Pictures do not belong in the copy; quote every entry below exactly.
--- begin Records shown ---
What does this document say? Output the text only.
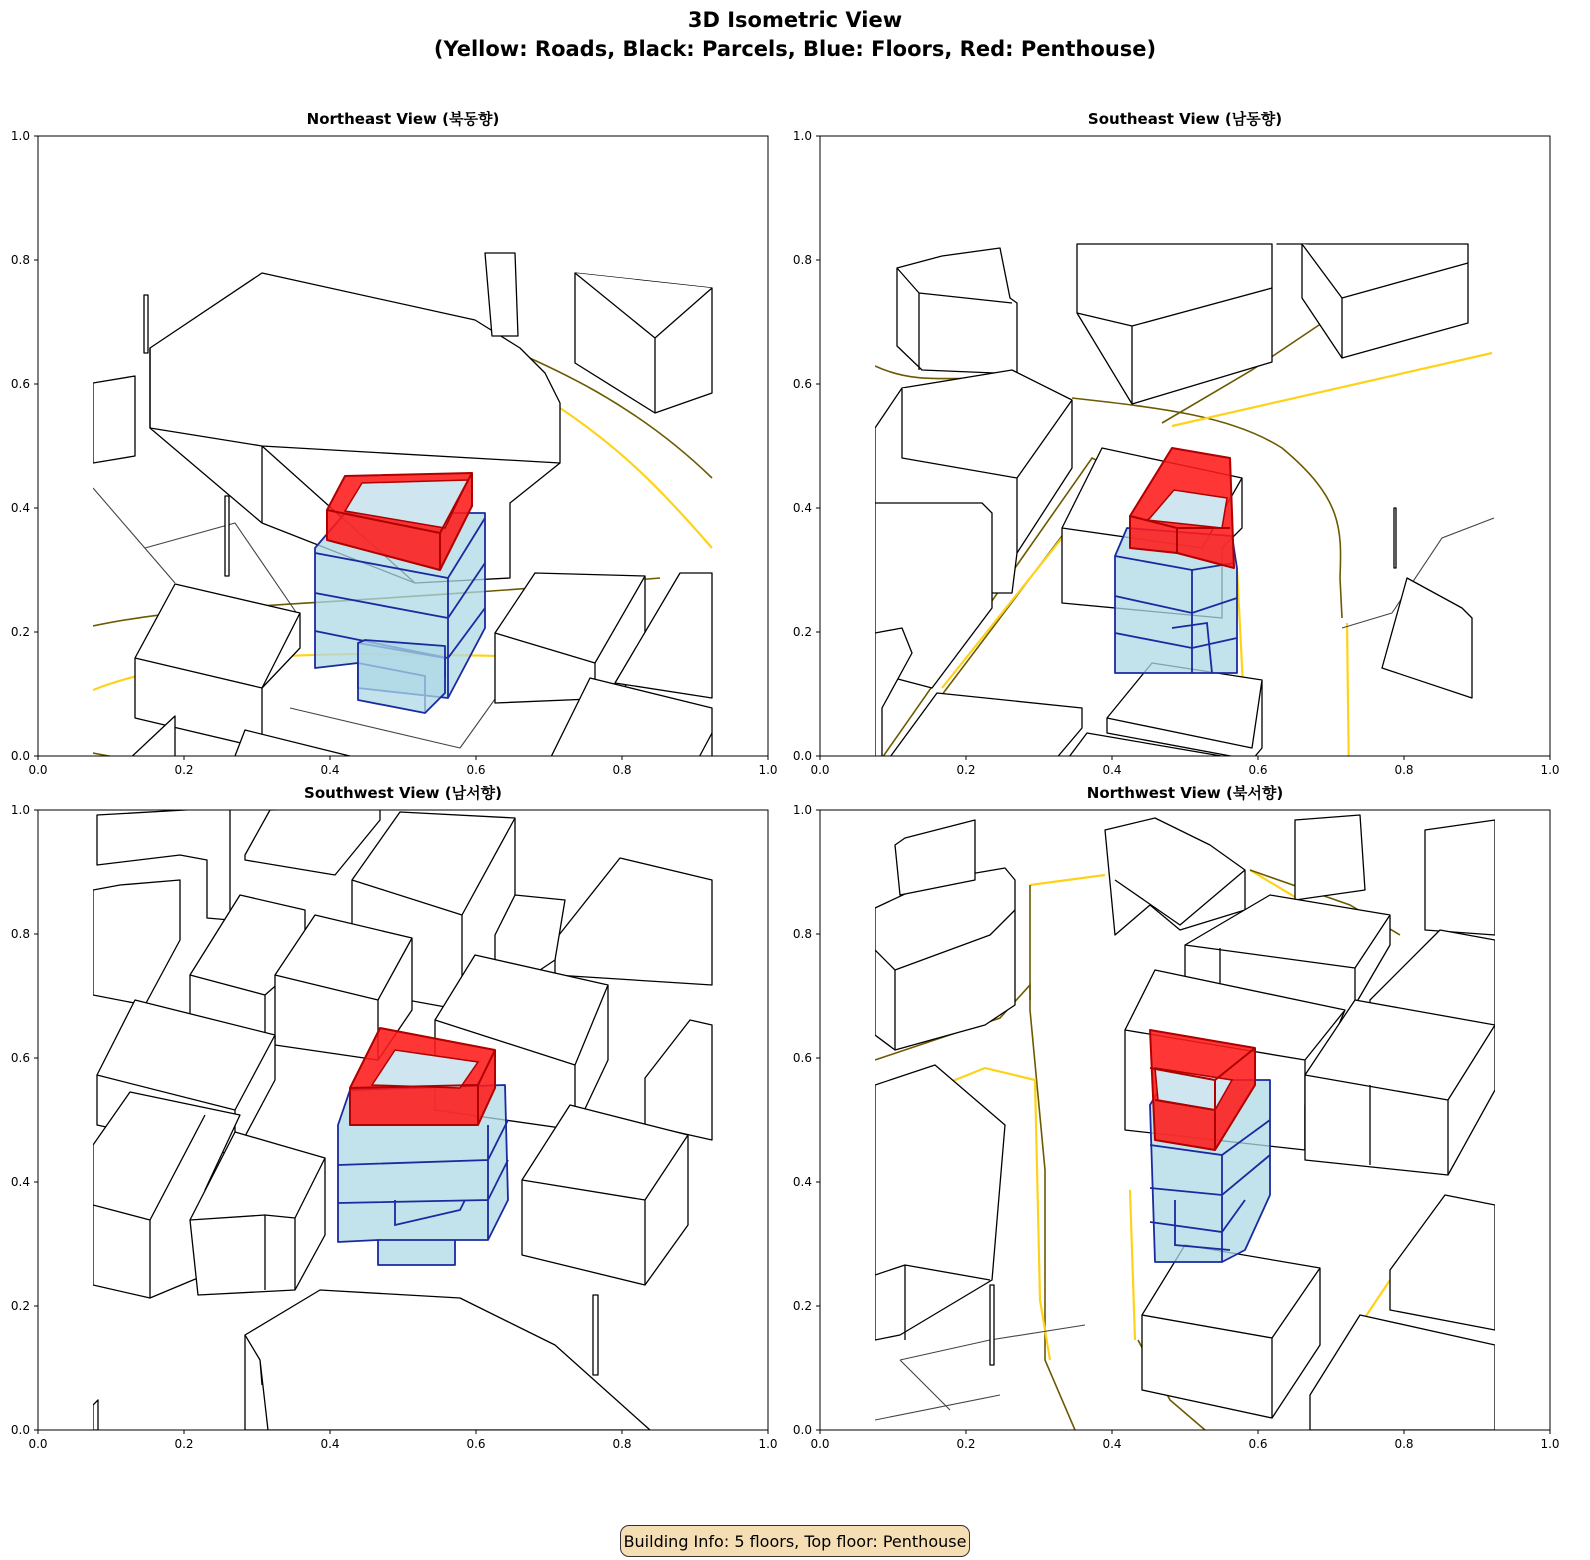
3D Isometric View
(Yellow: Roads, Black: Parcels, Blue: Floors, Red: Penthouse)
Northeast View (북동향)
0.0
0.0
0.2
0.2
0.4
0.4
0.6
0.6
0.8
0.8
1.0
1.0
Southeast View (남동향)
0.0
0.0
0.2
0.2
0.4
0.4
0.6
0.6
0.8
0.8
1.0
1.0
Southwest View (남서향)
0.0
0.0
0.2
0.2
0.4
0.4
0.6
0.6
0.8
0.8
1.0
1.0
Northwest View (북서향)
0.0
0.0
0.2
0.2
0.4
0.4
0.6
0.6
0.8
0.8
1.0
1.0
Building Info: 5 floors, Top floor: Penthouse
--- end Records shown ---
◆ Output of the exercise ◆
What does this document say? Output the text only.
3D Isometric View
(Yellow: Roads, Black: Parcels, Blue: Floors, Red: Penthouse)
Northeast View (북동향)
0.0
0.0
0.2
0.2
0.4
0.4
0.6
0.6
0.8
0.8
1.0
1.0
Southeast View (남동향)
0.0
0.0
0.2
0.2
0.4
0.4
0.6
0.6
0.8
0.8
1.0
1.0
Southwest View (남서향)
0.0
0.0
0.2
0.2
0.4
0.4
0.6
0.6
0.8
0.8
1.0
1.0
Northwest View (북서향)
0.0
0.0
0.2
0.2
0.4
0.4
0.6
0.6
0.8
0.8
1.0
1.0
Building Info: 5 floors, Top floor: Penthouse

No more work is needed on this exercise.